[TASK REQUIREMENTS] Search the records for "Custom" and copy each line that holds it.

[EXERCISE MATERIALS]
++++

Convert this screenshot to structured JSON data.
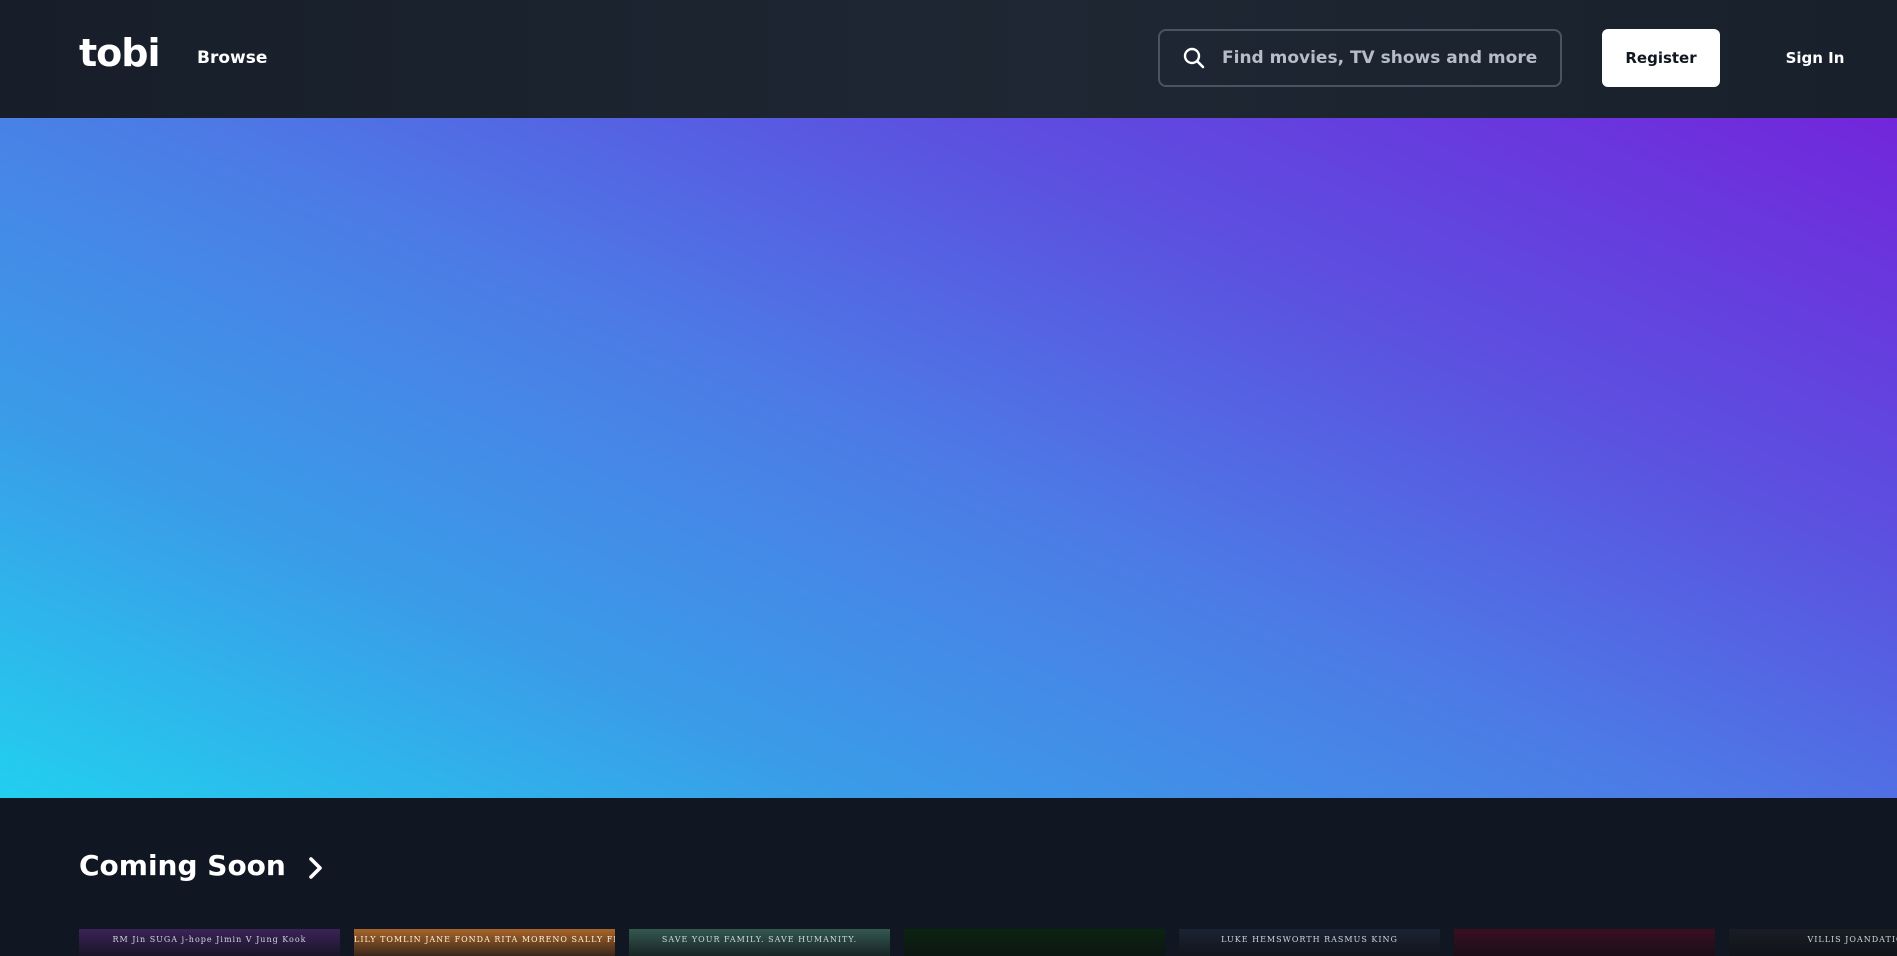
{
  "header": {
    "logo_text": "tobi",
    "nav": {
      "browse_label": "Browse"
    },
    "search": {
      "placeholder": "Find movies, TV shows and more",
      "value": "",
      "icon": "search-icon"
    },
    "register_label": "Register",
    "signin_label": "Sign In"
  },
  "hero": {
    "gradient_colors": [
      "#7226db",
      "#5c50e0",
      "#4b7de6",
      "#3a9ce8",
      "#22cfef"
    ]
  },
  "coming_soon": {
    "title": "Coming Soon",
    "more_icon": "chevron-right-icon",
    "posters": [
      {
        "caption": "RM  Jin  SUGA  j-hope  Jimin  V  Jung Kook",
        "color": "#3a2356"
      },
      {
        "caption": "LILY TOMLIN  JANE FONDA  RITA MORENO  SALLY FIELD  TOM BRADY",
        "color": "#a8642a"
      },
      {
        "caption": "SAVE YOUR FAMILY. SAVE HUMANITY.",
        "color": "#34584f"
      },
      {
        "caption": "",
        "color": "#0a2410"
      },
      {
        "caption": "LUKE HEMSWORTH   RASMUS KING",
        "color": "#1b2433"
      },
      {
        "caption": "",
        "color": "#3a0f22"
      },
      {
        "caption": "VILLIS JOANDATION",
        "color": "#1a1d25"
      }
    ]
  }
}
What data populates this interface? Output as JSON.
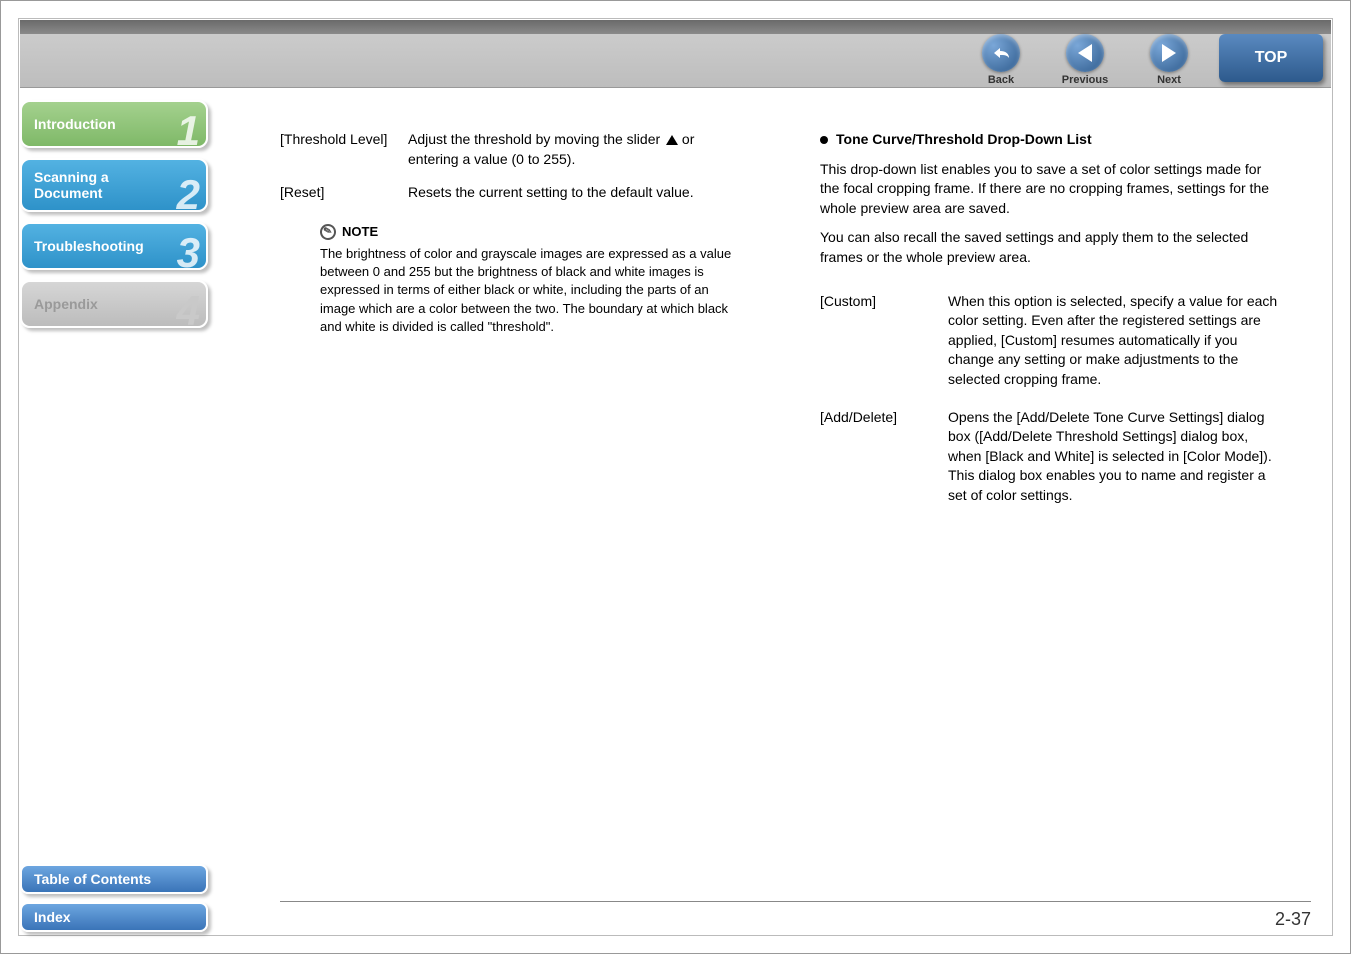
{
  "topnav": {
    "back": "Back",
    "previous": "Previous",
    "next": "Next",
    "top": "TOP"
  },
  "sidebar": {
    "items": [
      {
        "label": "Introduction",
        "num": "1"
      },
      {
        "label": "Scanning a Document",
        "num": "2"
      },
      {
        "label": "Troubleshooting",
        "num": "3"
      },
      {
        "label": "Appendix",
        "num": "4"
      }
    ],
    "bottom": {
      "toc": "Table of Contents",
      "index": "Index"
    }
  },
  "content": {
    "left": {
      "defs": [
        {
          "term": "[Threshold Level]",
          "desc_a": "Adjust the threshold by moving the slider ",
          "desc_b": " or entering a value (0 to 255)."
        },
        {
          "term": "[Reset]",
          "desc": "Resets the current setting to the default value."
        }
      ],
      "note_label": "NOTE",
      "note_text": "The brightness of color and grayscale images are expressed as a value between 0 and 255 but the brightness of black and white images is expressed in terms of either black or white, including the parts of an image which are a color between the two. The boundary at which black and white is divided is called \"threshold\"."
    },
    "right": {
      "heading": "Tone Curve/Threshold Drop-Down List",
      "para1": "This drop-down list enables you to save a set of color settings made for the focal cropping frame. If there are no cropping frames, settings for the whole preview area are saved.",
      "para2": "You can also recall the saved settings and apply them to the selected frames or the whole preview area.",
      "defs": [
        {
          "term": "[Custom]",
          "desc": "When this option is selected, specify a value for each color setting. Even after the registered settings are applied, [Custom] resumes automatically if you change any setting or make adjustments to the selected cropping frame."
        },
        {
          "term": "[Add/Delete]",
          "desc": "Opens the [Add/Delete Tone Curve Settings] dialog box ([Add/Delete Threshold Settings] dialog box, when [Black and White] is selected in [Color Mode]). This dialog box enables you to name and register a set of color settings."
        }
      ]
    }
  },
  "page_number": "2-37"
}
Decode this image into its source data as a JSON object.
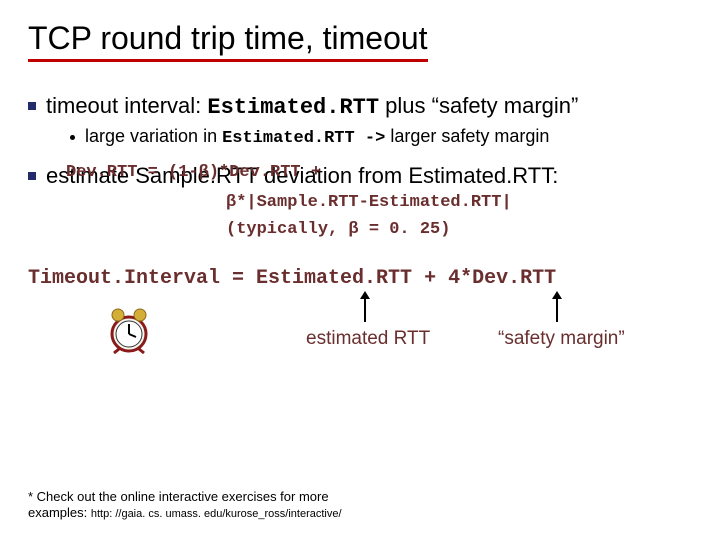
{
  "title": "TCP round trip time, timeout",
  "bullet1": {
    "lead": "timeout interval:",
    "code": "Estimated.RTT",
    "tail": " plus “safety margin”"
  },
  "sub1": {
    "a": "large variation in ",
    "code": "Estimated.RTT ->",
    "b": " larger safety margin"
  },
  "bullet2_overlap": "estimate Sample.RTT deviation from Estimated.RTT:",
  "dev_overlay": "Dev.RTT = (1-β)*Dev.RTT +",
  "formula2": "β*|Sample.RTT-Estimated.RTT|",
  "formula3": "(typically, β = 0. 25)",
  "timeout_formula": "Timeout.Interval = Estimated.RTT + 4*Dev.RTT",
  "label_est": "estimated RTT",
  "label_safety": "“safety margin”",
  "footnote_a": "* Check out the online interactive exercises for more examples: ",
  "footnote_url": "http: //gaia. cs. umass. edu/kurose_ross/interactive/"
}
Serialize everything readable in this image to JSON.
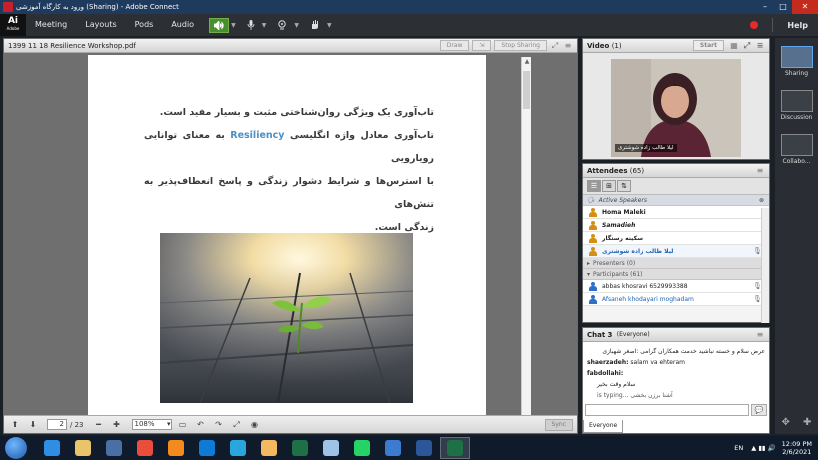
{
  "window": {
    "title": "ورود به کارگاه آموزشی (Sharing) - Adobe Connect",
    "minimize": "–",
    "maximize": "□",
    "close": "✕"
  },
  "menubar": {
    "logo_top": "Ai",
    "logo_bottom": "Adobe",
    "items": [
      "Meeting",
      "Layouts",
      "Pods",
      "Audio"
    ],
    "help": "Help"
  },
  "share_pod": {
    "title": "1399 11 18 Resilience Workshop.pdf",
    "draw_label": "Draw",
    "stop_sharing_label": "Stop Sharing",
    "document": {
      "line1": "تاب‌آوری یک ویژگی روان‌شناختی مثبت و بسیار مفید است.",
      "line2_a": "تاب‌آوری معادل واژه انگلیسی ",
      "line2_hl": "Resiliency",
      "line2_b": " به معنای توانایی رویارویی",
      "line3": "با استرس‌ها و شرایط دشوار زندگی و پاسخ انعطاف‌پذیر به تنش‌های",
      "line4": "زندگی است."
    },
    "footer": {
      "current_page": "2",
      "total_pages": "/ 23",
      "zoom": "108%",
      "sync_label": "Sync"
    }
  },
  "video_pod": {
    "title": "Video",
    "count": "(1)",
    "start_label": "Start",
    "participant_name": "لیلا طالب زاده شوشتری"
  },
  "attendees_pod": {
    "title": "Attendees",
    "count": "(65)",
    "active_speakers_label": "Active Speakers",
    "hosts": [
      {
        "name": "Homa Maleki",
        "style": "normal"
      },
      {
        "name": "Samadieh",
        "style": "italic"
      },
      {
        "name": "سکینه رستگار",
        "style": "normal"
      },
      {
        "name": "لیلا طالب زاده شوشتری",
        "style": "blue"
      }
    ],
    "presenters_label": "Presenters (0)",
    "participants_label": "Participants (61)",
    "participants": [
      {
        "name": "abbas khosravi 6529993388"
      },
      {
        "name": "Afsaneh khodayari moghadam"
      }
    ]
  },
  "chat_pod": {
    "title": "Chat",
    "count": "3",
    "scope": "(Everyone)",
    "messages": [
      {
        "sender": "",
        "text": "عرض سلام و خسته نباشید خدمت همکاران گرامی :اصغر شهبازی"
      },
      {
        "sender": "shaerzadeh:",
        "text": "salam  va ehteram"
      },
      {
        "sender": "fabdollahi:",
        "text": ""
      },
      {
        "sender": "",
        "text": "سلام وقت بخیر"
      },
      {
        "sender": "",
        "text": "is typing... آشنا برزن بخشی"
      }
    ],
    "tab_label": "Everyone"
  },
  "layouts": [
    {
      "label": "Sharing",
      "active": true
    },
    {
      "label": "Discussion",
      "active": false
    },
    {
      "label": "Collabo...",
      "active": false
    }
  ],
  "taskbar": {
    "language": "EN",
    "time": "12:09 PM",
    "date": "2/6/2021",
    "apps": [
      {
        "name": "ie",
        "color": "#2f8de4"
      },
      {
        "name": "explorer",
        "color": "#e9c46a"
      },
      {
        "name": "media",
        "color": "#4a6fa5"
      },
      {
        "name": "chrome",
        "color": "#e94e3c"
      },
      {
        "name": "firefox",
        "color": "#f58a1f"
      },
      {
        "name": "teamviewer",
        "color": "#0e7bd6"
      },
      {
        "name": "edge",
        "color": "#2aa6df"
      },
      {
        "name": "paint",
        "color": "#f4b860"
      },
      {
        "name": "excel",
        "color": "#1e7145"
      },
      {
        "name": "notepad",
        "color": "#9ec3e6"
      },
      {
        "name": "whatsapp",
        "color": "#25d366"
      },
      {
        "name": "files",
        "color": "#3b7bd0"
      },
      {
        "name": "word",
        "color": "#2b579a"
      },
      {
        "name": "adobe-connect",
        "color": "#1e7145"
      }
    ]
  },
  "colors": {
    "accent": "#4a8f2e",
    "record": "#e62a2a",
    "titlebar": "#1e3a5c"
  }
}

++++

[OUTPUT]
          "term": "[Custom]",
          "desc": "When this option is selected, specify a value for each color setting. Even after the registered settings are applied, [Custom] resumes automatically if you change any setting or make adjustments to the selected cropping frame."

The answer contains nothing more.